# Start of Exercise inputs

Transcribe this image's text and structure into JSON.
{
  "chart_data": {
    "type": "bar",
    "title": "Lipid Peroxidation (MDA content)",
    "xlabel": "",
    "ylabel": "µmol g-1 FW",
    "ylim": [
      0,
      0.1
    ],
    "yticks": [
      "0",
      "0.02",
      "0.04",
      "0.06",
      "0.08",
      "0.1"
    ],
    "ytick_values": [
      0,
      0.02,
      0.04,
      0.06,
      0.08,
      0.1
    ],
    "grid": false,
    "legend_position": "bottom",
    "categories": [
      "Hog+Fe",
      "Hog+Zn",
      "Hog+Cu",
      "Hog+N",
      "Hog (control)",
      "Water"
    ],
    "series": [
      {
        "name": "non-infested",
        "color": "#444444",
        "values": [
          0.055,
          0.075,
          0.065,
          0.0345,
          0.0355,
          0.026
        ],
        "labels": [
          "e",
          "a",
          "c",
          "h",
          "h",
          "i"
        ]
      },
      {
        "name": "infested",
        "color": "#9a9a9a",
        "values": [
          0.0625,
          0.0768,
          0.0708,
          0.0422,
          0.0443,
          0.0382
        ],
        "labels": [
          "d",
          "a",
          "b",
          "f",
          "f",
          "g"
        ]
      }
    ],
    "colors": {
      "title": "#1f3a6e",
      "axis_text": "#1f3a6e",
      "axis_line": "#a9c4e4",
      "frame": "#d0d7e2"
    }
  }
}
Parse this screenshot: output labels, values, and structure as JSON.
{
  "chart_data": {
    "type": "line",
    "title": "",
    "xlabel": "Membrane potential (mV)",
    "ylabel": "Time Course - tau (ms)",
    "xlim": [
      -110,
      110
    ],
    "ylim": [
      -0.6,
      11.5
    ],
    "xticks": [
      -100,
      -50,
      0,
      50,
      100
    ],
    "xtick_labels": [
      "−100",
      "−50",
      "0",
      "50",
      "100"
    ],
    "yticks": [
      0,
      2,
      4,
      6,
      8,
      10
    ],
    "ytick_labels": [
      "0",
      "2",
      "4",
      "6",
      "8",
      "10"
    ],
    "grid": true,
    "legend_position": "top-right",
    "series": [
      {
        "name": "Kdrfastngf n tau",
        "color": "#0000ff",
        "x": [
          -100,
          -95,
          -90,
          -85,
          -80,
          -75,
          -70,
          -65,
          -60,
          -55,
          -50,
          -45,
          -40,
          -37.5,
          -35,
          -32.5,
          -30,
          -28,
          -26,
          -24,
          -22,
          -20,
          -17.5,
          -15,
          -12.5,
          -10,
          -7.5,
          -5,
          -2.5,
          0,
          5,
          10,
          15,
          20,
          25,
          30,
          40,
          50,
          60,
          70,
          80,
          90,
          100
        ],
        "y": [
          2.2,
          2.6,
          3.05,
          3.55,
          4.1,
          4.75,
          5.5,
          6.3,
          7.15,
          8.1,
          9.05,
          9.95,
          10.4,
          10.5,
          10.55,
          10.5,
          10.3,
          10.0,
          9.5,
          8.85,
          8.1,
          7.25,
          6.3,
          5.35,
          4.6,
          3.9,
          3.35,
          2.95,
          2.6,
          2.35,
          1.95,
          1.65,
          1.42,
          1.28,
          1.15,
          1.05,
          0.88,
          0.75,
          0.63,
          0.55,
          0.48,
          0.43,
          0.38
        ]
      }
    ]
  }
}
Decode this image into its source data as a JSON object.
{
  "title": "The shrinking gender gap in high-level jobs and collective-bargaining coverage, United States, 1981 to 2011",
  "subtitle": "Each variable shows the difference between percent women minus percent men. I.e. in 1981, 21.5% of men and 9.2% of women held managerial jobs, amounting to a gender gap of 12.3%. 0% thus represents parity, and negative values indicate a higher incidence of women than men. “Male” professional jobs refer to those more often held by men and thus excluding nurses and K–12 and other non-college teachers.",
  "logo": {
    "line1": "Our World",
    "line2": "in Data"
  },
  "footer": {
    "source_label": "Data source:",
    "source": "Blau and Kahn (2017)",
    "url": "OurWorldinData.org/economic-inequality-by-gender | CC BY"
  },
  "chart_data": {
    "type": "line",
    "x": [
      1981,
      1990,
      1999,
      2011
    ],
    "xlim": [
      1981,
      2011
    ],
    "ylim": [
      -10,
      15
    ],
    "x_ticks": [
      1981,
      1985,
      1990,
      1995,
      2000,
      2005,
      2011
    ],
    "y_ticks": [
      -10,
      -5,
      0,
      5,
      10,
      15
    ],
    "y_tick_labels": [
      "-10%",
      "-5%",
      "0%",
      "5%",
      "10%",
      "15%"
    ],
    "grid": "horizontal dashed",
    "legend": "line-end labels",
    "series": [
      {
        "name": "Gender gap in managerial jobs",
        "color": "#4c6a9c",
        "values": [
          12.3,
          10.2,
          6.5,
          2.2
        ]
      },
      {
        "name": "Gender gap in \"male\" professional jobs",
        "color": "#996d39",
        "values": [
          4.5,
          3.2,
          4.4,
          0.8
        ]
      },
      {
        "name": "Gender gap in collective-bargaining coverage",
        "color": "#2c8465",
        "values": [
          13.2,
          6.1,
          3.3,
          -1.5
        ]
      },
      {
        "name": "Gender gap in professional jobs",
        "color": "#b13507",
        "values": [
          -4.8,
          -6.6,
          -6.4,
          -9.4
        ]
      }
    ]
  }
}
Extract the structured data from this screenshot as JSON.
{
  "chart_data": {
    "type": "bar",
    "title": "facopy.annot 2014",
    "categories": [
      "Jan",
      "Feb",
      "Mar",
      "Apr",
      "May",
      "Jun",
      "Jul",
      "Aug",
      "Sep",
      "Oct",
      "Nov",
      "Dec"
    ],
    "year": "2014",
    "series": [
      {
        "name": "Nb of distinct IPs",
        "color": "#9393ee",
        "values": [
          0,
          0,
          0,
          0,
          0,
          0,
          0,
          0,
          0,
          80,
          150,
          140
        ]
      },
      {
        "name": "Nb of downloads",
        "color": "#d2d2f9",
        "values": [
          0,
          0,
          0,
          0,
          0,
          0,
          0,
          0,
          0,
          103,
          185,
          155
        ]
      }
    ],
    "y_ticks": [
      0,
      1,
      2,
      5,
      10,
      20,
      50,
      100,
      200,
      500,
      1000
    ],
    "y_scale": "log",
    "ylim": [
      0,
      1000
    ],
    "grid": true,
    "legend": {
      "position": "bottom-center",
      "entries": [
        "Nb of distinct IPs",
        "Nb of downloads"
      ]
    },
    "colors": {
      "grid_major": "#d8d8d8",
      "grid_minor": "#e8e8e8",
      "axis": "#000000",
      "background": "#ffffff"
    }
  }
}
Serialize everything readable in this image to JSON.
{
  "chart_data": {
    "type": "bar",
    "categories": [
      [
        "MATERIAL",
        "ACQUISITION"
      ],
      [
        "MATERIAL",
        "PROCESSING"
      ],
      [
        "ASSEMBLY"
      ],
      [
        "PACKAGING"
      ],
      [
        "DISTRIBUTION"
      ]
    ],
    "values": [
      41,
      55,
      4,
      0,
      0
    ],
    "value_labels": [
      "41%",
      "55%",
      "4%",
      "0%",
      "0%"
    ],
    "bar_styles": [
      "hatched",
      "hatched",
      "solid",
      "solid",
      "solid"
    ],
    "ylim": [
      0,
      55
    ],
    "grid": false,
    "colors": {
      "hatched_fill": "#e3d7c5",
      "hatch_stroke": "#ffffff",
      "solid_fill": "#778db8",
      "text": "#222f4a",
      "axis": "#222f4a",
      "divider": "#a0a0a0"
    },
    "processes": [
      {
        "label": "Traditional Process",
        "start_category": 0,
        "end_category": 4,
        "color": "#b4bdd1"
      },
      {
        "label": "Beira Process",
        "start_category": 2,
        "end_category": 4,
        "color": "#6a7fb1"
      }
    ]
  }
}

# End of Exercise inputs

— Given task —
Write the listing out again, exactly as shown above.

— Task response —
Transcribe this image's text and structure into JSON.
{
  "chart_data": {
    "type": "bar",
    "title": "Lipid Peroxidation (MDA content)",
    "xlabel": "",
    "ylabel": "µmol g-1 FW",
    "ylim": [
      0,
      0.1
    ],
    "yticks": [
      "0",
      "0.02",
      "0.04",
      "0.06",
      "0.08",
      "0.1"
    ],
    "ytick_values": [
      0,
      0.02,
      0.04,
      0.06,
      0.08,
      0.1
    ],
    "grid": false,
    "legend_position": "bottom",
    "categories": [
      "Hog+Fe",
      "Hog+Zn",
      "Hog+Cu",
      "Hog+N",
      "Hog (control)",
      "Water"
    ],
    "series": [
      {
        "name": "non-infested",
        "color": "#444444",
        "values": [
          0.055,
          0.075,
          0.065,
          0.0345,
          0.0355,
          0.026
        ],
        "labels": [
          "e",
          "a",
          "c",
          "h",
          "h",
          "i"
        ]
      },
      {
        "name": "infested",
        "color": "#9a9a9a",
        "values": [
          0.0625,
          0.0768,
          0.0708,
          0.0422,
          0.0443,
          0.0382
        ],
        "labels": [
          "d",
          "a",
          "b",
          "f",
          "f",
          "g"
        ]
      }
    ],
    "colors": {
      "title": "#1f3a6e",
      "axis_text": "#1f3a6e",
      "axis_line": "#a9c4e4",
      "frame": "#d0d7e2"
    }
  }
}
Parse this screenshot: output labels, values, and structure as JSON.
{
  "chart_data": {
    "type": "line",
    "title": "",
    "xlabel": "Membrane potential (mV)",
    "ylabel": "Time Course - tau (ms)",
    "xlim": [
      -110,
      110
    ],
    "ylim": [
      -0.6,
      11.5
    ],
    "xticks": [
      -100,
      -50,
      0,
      50,
      100
    ],
    "xtick_labels": [
      "−100",
      "−50",
      "0",
      "50",
      "100"
    ],
    "yticks": [
      0,
      2,
      4,
      6,
      8,
      10
    ],
    "ytick_labels": [
      "0",
      "2",
      "4",
      "6",
      "8",
      "10"
    ],
    "grid": true,
    "legend_position": "top-right",
    "series": [
      {
        "name": "Kdrfastngf n tau",
        "color": "#0000ff",
        "x": [
          -100,
          -95,
          -90,
          -85,
          -80,
          -75,
          -70,
          -65,
          -60,
          -55,
          -50,
          -45,
          -40,
          -37.5,
          -35,
          -32.5,
          -30,
          -28,
          -26,
          -24,
          -22,
          -20,
          -17.5,
          -15,
          -12.5,
          -10,
          -7.5,
          -5,
          -2.5,
          0,
          5,
          10,
          15,
          20,
          25,
          30,
          40,
          50,
          60,
          70,
          80,
          90,
          100
        ],
        "y": [
          2.2,
          2.6,
          3.05,
          3.55,
          4.1,
          4.75,
          5.5,
          6.3,
          7.15,
          8.1,
          9.05,
          9.95,
          10.4,
          10.5,
          10.55,
          10.5,
          10.3,
          10.0,
          9.5,
          8.85,
          8.1,
          7.25,
          6.3,
          5.35,
          4.6,
          3.9,
          3.35,
          2.95,
          2.6,
          2.35,
          1.95,
          1.65,
          1.42,
          1.28,
          1.15,
          1.05,
          0.88,
          0.75,
          0.63,
          0.55,
          0.48,
          0.43,
          0.38
        ]
      }
    ]
  }
}
Decode this image into its source data as a JSON object.
{
  "title": "The shrinking gender gap in high-level jobs and collective-bargaining coverage, United States, 1981 to 2011",
  "subtitle": "Each variable shows the difference between percent women minus percent men. I.e. in 1981, 21.5% of men and 9.2% of women held managerial jobs, amounting to a gender gap of 12.3%. 0% thus represents parity, and negative values indicate a higher incidence of women than men. “Male” professional jobs refer to those more often held by men and thus excluding nurses and K–12 and other non-college teachers.",
  "logo": {
    "line1": "Our World",
    "line2": "in Data"
  },
  "footer": {
    "source_label": "Data source:",
    "source": "Blau and Kahn (2017)",
    "url": "OurWorldinData.org/economic-inequality-by-gender | CC BY"
  },
  "chart_data": {
    "type": "line",
    "x": [
      1981,
      1990,
      1999,
      2011
    ],
    "xlim": [
      1981,
      2011
    ],
    "ylim": [
      -10,
      15
    ],
    "x_ticks": [
      1981,
      1985,
      1990,
      1995,
      2000,
      2005,
      2011
    ],
    "y_ticks": [
      -10,
      -5,
      0,
      5,
      10,
      15
    ],
    "y_tick_labels": [
      "-10%",
      "-5%",
      "0%",
      "5%",
      "10%",
      "15%"
    ],
    "grid": "horizontal dashed",
    "legend": "line-end labels",
    "series": [
      {
        "name": "Gender gap in managerial jobs",
        "color": "#4c6a9c",
        "values": [
          12.3,
          10.2,
          6.5,
          2.2
        ]
      },
      {
        "name": "Gender gap in \"male\" professional jobs",
        "color": "#996d39",
        "values": [
          4.5,
          3.2,
          4.4,
          0.8
        ]
      },
      {
        "name": "Gender gap in collective-bargaining coverage",
        "color": "#2c8465",
        "values": [
          13.2,
          6.1,
          3.3,
          -1.5
        ]
      },
      {
        "name": "Gender gap in professional jobs",
        "color": "#b13507",
        "values": [
          -4.8,
          -6.6,
          -6.4,
          -9.4
        ]
      }
    ]
  }
}
Extract the structured data from this screenshot as JSON.
{
  "chart_data": {
    "type": "bar",
    "title": "facopy.annot 2014",
    "categories": [
      "Jan",
      "Feb",
      "Mar",
      "Apr",
      "May",
      "Jun",
      "Jul",
      "Aug",
      "Sep",
      "Oct",
      "Nov",
      "Dec"
    ],
    "year": "2014",
    "series": [
      {
        "name": "Nb of distinct IPs",
        "color": "#9393ee",
        "values": [
          0,
          0,
          0,
          0,
          0,
          0,
          0,
          0,
          0,
          80,
          150,
          140
        ]
      },
      {
        "name": "Nb of downloads",
        "color": "#d2d2f9",
        "values": [
          0,
          0,
          0,
          0,
          0,
          0,
          0,
          0,
          0,
          103,
          185,
          155
        ]
      }
    ],
    "y_ticks": [
      0,
      1,
      2,
      5,
      10,
      20,
      50,
      100,
      200,
      500,
      1000
    ],
    "y_scale": "log",
    "ylim": [
      0,
      1000
    ],
    "grid": true,
    "legend": {
      "position": "bottom-center",
      "entries": [
        "Nb of distinct IPs",
        "Nb of downloads"
      ]
    },
    "colors": {
      "grid_major": "#d8d8d8",
      "grid_minor": "#e8e8e8",
      "axis": "#000000",
      "background": "#ffffff"
    }
  }
}
Serialize everything readable in this image to JSON.
{
  "chart_data": {
    "type": "bar",
    "categories": [
      [
        "MATERIAL",
        "ACQUISITION"
      ],
      [
        "MATERIAL",
        "PROCESSING"
      ],
      [
        "ASSEMBLY"
      ],
      [
        "PACKAGING"
      ],
      [
        "DISTRIBUTION"
      ]
    ],
    "values": [
      41,
      55,
      4,
      0,
      0
    ],
    "value_labels": [
      "41%",
      "55%",
      "4%",
      "0%",
      "0%"
    ],
    "bar_styles": [
      "hatched",
      "hatched",
      "solid",
      "solid",
      "solid"
    ],
    "ylim": [
      0,
      55
    ],
    "grid": false,
    "colors": {
      "hatched_fill": "#e3d7c5",
      "hatch_stroke": "#ffffff",
      "solid_fill": "#778db8",
      "text": "#222f4a",
      "axis": "#222f4a",
      "divider": "#a0a0a0"
    },
    "processes": [
      {
        "label": "Traditional Process",
        "start_category": 0,
        "end_category": 4,
        "color": "#b4bdd1"
      },
      {
        "label": "Beira Process",
        "start_category": 2,
        "end_category": 4,
        "color": "#6a7fb1"
      }
    ]
  }
}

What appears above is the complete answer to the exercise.